* **Problem**
Identify the lines bearing the string "JSON" and gather them.

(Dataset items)
-------------------------

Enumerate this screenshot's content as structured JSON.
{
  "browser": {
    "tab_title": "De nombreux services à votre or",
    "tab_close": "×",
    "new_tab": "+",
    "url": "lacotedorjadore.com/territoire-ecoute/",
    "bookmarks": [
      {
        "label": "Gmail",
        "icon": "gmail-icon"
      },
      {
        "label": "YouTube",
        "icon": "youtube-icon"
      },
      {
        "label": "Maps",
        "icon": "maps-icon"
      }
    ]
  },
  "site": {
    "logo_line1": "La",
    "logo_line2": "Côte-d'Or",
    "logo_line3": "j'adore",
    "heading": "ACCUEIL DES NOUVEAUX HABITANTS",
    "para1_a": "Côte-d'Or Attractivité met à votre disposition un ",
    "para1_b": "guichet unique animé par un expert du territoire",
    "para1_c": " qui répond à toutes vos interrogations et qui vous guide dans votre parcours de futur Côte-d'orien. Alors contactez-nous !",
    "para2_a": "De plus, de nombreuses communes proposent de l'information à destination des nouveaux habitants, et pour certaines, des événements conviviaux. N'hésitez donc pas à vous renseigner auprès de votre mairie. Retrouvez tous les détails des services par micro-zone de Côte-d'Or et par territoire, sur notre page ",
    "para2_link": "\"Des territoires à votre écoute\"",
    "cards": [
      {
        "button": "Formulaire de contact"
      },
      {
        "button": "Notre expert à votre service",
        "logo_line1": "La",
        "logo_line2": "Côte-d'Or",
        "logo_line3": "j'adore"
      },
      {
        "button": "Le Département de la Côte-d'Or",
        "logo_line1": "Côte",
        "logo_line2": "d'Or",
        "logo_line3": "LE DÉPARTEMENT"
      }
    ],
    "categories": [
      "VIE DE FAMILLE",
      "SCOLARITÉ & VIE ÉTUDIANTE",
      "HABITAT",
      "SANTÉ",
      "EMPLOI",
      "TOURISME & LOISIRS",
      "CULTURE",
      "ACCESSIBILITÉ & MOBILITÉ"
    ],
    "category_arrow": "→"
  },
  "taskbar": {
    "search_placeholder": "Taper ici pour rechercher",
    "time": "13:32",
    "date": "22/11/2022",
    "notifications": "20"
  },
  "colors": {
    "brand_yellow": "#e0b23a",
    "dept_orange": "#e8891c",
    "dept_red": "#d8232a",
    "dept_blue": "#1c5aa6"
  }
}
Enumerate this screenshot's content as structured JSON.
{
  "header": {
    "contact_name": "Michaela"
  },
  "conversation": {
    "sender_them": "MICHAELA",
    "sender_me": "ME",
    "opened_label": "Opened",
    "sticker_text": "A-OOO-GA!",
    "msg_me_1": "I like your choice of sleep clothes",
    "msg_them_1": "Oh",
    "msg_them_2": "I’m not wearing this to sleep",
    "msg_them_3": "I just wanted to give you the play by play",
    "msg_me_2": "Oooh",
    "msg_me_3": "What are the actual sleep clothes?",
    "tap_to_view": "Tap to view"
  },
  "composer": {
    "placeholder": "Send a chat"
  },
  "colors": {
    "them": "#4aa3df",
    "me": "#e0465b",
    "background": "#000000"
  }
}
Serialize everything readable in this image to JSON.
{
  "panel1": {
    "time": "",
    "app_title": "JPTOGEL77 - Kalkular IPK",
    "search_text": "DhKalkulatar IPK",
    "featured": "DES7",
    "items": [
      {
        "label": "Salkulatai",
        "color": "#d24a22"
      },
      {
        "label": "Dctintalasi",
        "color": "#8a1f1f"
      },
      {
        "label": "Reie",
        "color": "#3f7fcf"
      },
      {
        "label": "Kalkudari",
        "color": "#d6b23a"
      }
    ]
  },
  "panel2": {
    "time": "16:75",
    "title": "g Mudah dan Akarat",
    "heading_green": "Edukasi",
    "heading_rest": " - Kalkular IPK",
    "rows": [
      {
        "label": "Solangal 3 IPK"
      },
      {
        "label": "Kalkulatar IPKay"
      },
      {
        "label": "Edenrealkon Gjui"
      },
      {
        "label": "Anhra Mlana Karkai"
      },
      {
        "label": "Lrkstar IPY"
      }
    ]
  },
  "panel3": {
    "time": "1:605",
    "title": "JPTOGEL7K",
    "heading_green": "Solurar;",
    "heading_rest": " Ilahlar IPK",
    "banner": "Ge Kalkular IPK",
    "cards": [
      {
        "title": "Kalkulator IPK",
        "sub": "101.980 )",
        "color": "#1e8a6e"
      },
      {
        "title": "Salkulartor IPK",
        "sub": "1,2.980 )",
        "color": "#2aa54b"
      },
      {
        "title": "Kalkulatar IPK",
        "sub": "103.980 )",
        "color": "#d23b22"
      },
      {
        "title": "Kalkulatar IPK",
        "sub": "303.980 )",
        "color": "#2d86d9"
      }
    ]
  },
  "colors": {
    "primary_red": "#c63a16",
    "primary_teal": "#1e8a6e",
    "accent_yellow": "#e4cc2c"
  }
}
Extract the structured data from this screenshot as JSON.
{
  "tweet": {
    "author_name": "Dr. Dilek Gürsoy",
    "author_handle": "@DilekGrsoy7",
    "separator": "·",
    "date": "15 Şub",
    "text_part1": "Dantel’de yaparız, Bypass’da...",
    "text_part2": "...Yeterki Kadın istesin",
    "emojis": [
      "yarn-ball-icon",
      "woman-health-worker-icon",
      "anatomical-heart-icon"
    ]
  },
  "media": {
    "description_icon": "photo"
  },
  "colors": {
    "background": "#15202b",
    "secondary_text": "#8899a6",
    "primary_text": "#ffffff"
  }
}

-------------------------

* **Answer to this problem**
Enumerate this screenshot's content as structured JSON.
Enumerate this screenshot's content as structured JSON.
Serialize everything readable in this image to JSON.
Extract the structured data from this screenshot as JSON.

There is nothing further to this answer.